Instructions to follow
Look for the string "Standard" in every line, and copy each line that has it.

━━━ Records provided

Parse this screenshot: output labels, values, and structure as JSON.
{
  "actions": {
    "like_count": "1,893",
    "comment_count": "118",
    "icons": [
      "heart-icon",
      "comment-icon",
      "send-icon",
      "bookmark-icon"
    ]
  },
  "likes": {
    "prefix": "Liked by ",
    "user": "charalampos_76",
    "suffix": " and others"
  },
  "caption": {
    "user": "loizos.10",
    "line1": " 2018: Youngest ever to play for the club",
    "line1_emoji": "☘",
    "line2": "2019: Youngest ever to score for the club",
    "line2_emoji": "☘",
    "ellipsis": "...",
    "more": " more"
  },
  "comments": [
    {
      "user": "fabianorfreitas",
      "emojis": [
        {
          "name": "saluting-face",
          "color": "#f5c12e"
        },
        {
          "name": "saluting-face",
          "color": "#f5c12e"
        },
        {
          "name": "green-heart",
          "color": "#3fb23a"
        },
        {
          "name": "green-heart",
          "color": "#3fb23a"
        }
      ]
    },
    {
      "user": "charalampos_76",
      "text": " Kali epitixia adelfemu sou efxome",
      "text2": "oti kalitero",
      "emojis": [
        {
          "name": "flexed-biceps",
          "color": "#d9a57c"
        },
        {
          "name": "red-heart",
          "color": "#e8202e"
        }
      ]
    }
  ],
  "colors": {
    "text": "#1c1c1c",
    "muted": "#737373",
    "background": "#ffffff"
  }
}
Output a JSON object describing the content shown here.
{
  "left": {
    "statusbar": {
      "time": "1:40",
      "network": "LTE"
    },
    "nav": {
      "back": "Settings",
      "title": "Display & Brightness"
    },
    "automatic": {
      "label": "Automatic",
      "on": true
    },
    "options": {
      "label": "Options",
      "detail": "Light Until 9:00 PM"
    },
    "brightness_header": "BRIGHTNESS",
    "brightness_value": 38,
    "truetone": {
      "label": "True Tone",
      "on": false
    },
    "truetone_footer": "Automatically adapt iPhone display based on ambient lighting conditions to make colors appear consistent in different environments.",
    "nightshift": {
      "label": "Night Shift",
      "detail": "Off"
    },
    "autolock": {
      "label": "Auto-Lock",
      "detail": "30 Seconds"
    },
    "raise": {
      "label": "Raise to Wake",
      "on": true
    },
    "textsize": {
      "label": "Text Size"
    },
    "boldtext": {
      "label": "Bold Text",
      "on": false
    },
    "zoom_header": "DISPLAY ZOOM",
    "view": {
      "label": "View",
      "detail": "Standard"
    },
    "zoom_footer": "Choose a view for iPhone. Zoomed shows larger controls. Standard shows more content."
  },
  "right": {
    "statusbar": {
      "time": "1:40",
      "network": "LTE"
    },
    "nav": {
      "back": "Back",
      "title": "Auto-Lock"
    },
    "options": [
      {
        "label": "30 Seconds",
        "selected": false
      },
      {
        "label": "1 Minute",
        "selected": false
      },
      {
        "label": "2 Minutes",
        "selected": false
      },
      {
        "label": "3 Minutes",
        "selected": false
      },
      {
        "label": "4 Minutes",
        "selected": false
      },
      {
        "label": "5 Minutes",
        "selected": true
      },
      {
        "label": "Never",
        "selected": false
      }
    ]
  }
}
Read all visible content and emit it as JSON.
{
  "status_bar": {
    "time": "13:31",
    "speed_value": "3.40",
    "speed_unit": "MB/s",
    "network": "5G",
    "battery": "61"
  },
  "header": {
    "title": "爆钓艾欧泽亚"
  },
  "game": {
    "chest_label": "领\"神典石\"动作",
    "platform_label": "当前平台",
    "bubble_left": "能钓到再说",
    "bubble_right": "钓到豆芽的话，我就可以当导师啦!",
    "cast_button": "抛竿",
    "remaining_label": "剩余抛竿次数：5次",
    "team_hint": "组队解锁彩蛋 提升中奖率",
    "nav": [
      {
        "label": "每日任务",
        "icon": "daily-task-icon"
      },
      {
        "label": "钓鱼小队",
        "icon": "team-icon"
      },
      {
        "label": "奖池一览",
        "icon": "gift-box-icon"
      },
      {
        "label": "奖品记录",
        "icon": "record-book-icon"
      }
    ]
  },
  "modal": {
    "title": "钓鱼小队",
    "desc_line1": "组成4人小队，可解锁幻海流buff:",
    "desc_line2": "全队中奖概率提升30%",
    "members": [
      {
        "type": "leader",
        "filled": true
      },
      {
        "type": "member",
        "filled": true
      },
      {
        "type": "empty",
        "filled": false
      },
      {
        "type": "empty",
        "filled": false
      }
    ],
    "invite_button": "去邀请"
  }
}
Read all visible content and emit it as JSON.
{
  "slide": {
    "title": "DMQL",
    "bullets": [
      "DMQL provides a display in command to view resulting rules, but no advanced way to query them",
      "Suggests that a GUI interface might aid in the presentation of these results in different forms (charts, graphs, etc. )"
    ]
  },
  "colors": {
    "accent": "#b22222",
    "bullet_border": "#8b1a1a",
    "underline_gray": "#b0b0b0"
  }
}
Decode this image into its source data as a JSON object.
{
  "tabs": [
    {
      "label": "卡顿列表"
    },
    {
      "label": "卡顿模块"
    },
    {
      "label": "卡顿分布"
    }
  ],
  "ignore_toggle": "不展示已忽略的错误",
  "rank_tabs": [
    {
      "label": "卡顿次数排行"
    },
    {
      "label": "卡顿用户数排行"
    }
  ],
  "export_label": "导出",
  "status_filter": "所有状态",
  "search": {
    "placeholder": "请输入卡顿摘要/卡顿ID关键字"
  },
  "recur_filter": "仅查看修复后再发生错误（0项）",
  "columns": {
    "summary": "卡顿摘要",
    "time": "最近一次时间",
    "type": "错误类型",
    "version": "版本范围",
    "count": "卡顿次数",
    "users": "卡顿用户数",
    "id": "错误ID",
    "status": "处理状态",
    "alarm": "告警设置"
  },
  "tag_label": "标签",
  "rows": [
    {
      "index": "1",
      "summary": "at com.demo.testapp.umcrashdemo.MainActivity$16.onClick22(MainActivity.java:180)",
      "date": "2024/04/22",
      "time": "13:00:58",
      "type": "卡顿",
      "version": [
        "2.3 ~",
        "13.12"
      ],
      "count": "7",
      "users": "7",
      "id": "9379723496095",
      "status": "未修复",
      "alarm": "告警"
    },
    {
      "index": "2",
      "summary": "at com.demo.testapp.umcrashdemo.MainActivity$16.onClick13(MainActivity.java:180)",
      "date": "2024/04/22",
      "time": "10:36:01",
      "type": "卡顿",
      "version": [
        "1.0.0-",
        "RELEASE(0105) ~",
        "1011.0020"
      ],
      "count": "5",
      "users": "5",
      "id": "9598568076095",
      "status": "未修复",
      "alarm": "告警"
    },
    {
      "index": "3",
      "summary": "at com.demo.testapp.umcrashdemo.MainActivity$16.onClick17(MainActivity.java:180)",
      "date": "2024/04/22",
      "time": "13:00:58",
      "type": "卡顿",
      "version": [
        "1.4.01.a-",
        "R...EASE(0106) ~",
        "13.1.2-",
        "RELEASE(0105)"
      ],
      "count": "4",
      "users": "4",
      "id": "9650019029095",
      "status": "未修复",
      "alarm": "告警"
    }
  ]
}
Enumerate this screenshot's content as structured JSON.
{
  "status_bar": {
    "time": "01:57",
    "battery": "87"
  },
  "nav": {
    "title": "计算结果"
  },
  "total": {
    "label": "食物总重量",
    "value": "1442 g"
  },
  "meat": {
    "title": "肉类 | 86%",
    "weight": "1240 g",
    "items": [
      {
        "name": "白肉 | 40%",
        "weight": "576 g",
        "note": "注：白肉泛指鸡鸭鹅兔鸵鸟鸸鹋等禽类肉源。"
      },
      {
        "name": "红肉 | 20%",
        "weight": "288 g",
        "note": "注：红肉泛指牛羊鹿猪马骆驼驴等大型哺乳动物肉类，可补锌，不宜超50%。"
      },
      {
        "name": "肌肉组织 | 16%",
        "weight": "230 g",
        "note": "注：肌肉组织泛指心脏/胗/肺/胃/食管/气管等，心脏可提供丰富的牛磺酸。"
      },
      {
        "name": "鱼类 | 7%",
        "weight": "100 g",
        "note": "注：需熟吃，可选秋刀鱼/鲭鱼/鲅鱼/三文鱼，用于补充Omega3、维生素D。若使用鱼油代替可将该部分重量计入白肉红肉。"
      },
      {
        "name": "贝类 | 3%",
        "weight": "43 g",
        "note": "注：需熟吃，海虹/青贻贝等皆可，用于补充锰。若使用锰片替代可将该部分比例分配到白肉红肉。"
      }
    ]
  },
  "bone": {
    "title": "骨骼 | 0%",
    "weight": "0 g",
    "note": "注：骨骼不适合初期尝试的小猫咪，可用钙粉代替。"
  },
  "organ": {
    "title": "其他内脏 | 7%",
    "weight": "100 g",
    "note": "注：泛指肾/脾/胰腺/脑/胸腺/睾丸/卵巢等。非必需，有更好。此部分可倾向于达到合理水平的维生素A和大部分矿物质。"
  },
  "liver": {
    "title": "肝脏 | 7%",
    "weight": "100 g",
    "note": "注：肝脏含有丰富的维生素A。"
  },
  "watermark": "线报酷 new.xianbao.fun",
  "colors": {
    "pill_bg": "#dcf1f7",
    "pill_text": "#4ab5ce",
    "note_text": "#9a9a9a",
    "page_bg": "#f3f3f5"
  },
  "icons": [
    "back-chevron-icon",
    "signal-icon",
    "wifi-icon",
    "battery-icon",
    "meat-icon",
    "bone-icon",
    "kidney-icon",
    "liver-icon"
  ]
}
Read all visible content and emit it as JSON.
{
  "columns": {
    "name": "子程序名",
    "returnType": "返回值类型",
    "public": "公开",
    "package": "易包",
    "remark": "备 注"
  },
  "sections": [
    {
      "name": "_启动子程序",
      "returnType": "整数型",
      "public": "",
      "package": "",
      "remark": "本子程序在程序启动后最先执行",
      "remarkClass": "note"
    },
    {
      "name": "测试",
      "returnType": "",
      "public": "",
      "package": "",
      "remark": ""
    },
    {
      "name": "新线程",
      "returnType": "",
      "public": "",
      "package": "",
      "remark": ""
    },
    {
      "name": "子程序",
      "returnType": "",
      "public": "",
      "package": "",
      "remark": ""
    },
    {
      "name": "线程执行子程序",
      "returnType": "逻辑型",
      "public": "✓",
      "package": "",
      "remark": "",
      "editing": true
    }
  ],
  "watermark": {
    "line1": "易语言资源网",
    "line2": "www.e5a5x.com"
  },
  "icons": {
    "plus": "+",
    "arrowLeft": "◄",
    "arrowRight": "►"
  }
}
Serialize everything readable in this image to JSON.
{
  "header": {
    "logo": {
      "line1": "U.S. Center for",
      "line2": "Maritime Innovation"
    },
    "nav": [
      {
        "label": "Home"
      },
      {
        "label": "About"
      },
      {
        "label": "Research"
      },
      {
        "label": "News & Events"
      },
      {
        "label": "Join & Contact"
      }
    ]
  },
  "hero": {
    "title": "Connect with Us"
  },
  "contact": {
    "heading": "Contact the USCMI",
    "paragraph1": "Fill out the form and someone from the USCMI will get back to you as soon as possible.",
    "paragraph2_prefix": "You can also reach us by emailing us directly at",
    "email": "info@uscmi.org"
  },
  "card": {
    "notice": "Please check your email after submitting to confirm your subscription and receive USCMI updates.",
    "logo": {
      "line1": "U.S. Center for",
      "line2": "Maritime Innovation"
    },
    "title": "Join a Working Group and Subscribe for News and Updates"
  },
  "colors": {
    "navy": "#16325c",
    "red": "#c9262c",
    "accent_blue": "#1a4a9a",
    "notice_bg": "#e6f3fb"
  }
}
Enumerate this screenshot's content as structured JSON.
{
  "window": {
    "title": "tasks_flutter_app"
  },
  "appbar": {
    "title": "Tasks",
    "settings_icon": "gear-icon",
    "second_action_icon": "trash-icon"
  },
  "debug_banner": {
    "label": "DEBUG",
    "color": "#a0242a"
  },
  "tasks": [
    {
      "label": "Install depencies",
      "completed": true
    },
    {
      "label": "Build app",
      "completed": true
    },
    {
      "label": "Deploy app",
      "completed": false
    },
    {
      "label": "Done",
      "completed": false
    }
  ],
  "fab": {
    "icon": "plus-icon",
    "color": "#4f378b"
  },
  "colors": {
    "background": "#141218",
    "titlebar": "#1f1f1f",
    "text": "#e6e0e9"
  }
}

━━━━━━

Output
      "detail": "Standard"
    "zoom_footer": "Choose a view for iPhone. Zoomed shows larger controls. Standard shows more content."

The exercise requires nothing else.